• **Given instruction**
Output an exact reproduction of the data.

• **Available records**
====
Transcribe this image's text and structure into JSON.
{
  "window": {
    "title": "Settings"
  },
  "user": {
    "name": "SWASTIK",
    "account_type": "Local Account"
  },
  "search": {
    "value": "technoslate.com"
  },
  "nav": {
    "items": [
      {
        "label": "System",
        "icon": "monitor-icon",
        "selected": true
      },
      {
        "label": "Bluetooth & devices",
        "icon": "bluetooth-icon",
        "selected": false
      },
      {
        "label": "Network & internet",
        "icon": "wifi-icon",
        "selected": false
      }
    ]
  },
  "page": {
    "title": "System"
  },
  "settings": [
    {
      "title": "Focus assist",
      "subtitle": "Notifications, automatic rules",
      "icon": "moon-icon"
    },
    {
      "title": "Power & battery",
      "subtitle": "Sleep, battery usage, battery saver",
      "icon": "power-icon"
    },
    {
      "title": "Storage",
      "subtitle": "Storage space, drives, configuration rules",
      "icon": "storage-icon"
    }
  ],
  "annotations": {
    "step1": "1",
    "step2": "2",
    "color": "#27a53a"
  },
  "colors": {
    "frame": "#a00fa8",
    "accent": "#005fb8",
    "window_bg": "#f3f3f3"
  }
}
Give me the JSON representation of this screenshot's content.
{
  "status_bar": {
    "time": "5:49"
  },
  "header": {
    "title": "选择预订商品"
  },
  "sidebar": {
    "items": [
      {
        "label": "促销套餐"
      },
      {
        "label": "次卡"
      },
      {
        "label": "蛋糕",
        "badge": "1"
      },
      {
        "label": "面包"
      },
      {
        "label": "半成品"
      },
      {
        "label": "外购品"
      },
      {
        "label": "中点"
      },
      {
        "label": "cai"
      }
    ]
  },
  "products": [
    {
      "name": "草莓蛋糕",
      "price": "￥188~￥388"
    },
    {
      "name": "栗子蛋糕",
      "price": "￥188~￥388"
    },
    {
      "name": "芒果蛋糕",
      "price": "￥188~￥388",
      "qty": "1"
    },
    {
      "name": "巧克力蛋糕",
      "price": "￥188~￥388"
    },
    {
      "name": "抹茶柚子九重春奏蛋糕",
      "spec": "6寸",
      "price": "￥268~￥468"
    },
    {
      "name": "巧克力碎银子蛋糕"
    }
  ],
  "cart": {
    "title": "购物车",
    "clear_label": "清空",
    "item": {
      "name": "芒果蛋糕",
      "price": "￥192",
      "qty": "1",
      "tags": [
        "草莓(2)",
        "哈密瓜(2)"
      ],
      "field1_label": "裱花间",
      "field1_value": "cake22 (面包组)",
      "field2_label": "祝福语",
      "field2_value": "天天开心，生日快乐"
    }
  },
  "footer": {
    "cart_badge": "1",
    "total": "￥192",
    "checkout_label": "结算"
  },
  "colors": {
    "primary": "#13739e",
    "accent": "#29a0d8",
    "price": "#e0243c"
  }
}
====
• **Result**
Transcribe this image's text and structure into JSON.
{
  "window": {
    "title": "Settings"
  },
  "user": {
    "name": "SWASTIK",
    "account_type": "Local Account"
  },
  "search": {
    "value": "technoslate.com"
  },
  "nav": {
    "items": [
      {
        "label": "System",
        "icon": "monitor-icon",
        "selected": true
      },
      {
        "label": "Bluetooth & devices",
        "icon": "bluetooth-icon",
        "selected": false
      },
      {
        "label": "Network & internet",
        "icon": "wifi-icon",
        "selected": false
      }
    ]
  },
  "page": {
    "title": "System"
  },
  "settings": [
    {
      "title": "Focus assist",
      "subtitle": "Notifications, automatic rules",
      "icon": "moon-icon"
    },
    {
      "title": "Power & battery",
      "subtitle": "Sleep, battery usage, battery saver",
      "icon": "power-icon"
    },
    {
      "title": "Storage",
      "subtitle": "Storage space, drives, configuration rules",
      "icon": "storage-icon"
    }
  ],
  "annotations": {
    "step1": "1",
    "step2": "2",
    "color": "#27a53a"
  },
  "colors": {
    "frame": "#a00fa8",
    "accent": "#005fb8",
    "window_bg": "#f3f3f3"
  }
}
Give me the JSON representation of this screenshot's content.
{
  "status_bar": {
    "time": "5:49"
  },
  "header": {
    "title": "选择预订商品"
  },
  "sidebar": {
    "items": [
      {
        "label": "促销套餐"
      },
      {
        "label": "次卡"
      },
      {
        "label": "蛋糕",
        "badge": "1"
      },
      {
        "label": "面包"
      },
      {
        "label": "半成品"
      },
      {
        "label": "外购品"
      },
      {
        "label": "中点"
      },
      {
        "label": "cai"
      }
    ]
  },
  "products": [
    {
      "name": "草莓蛋糕",
      "price": "￥188~￥388"
    },
    {
      "name": "栗子蛋糕",
      "price": "￥188~￥388"
    },
    {
      "name": "芒果蛋糕",
      "price": "￥188~￥388",
      "qty": "1"
    },
    {
      "name": "巧克力蛋糕",
      "price": "￥188~￥388"
    },
    {
      "name": "抹茶柚子九重春奏蛋糕",
      "spec": "6寸",
      "price": "￥268~￥468"
    },
    {
      "name": "巧克力碎银子蛋糕"
    }
  ],
  "cart": {
    "title": "购物车",
    "clear_label": "清空",
    "item": {
      "name": "芒果蛋糕",
      "price": "￥192",
      "qty": "1",
      "tags": [
        "草莓(2)",
        "哈密瓜(2)"
      ],
      "field1_label": "裱花间",
      "field1_value": "cake22 (面包组)",
      "field2_label": "祝福语",
      "field2_value": "天天开心，生日快乐"
    }
  },
  "footer": {
    "cart_badge": "1",
    "total": "￥192",
    "checkout_label": "结算"
  },
  "colors": {
    "primary": "#13739e",
    "accent": "#29a0d8",
    "price": "#e0243c"
  }
}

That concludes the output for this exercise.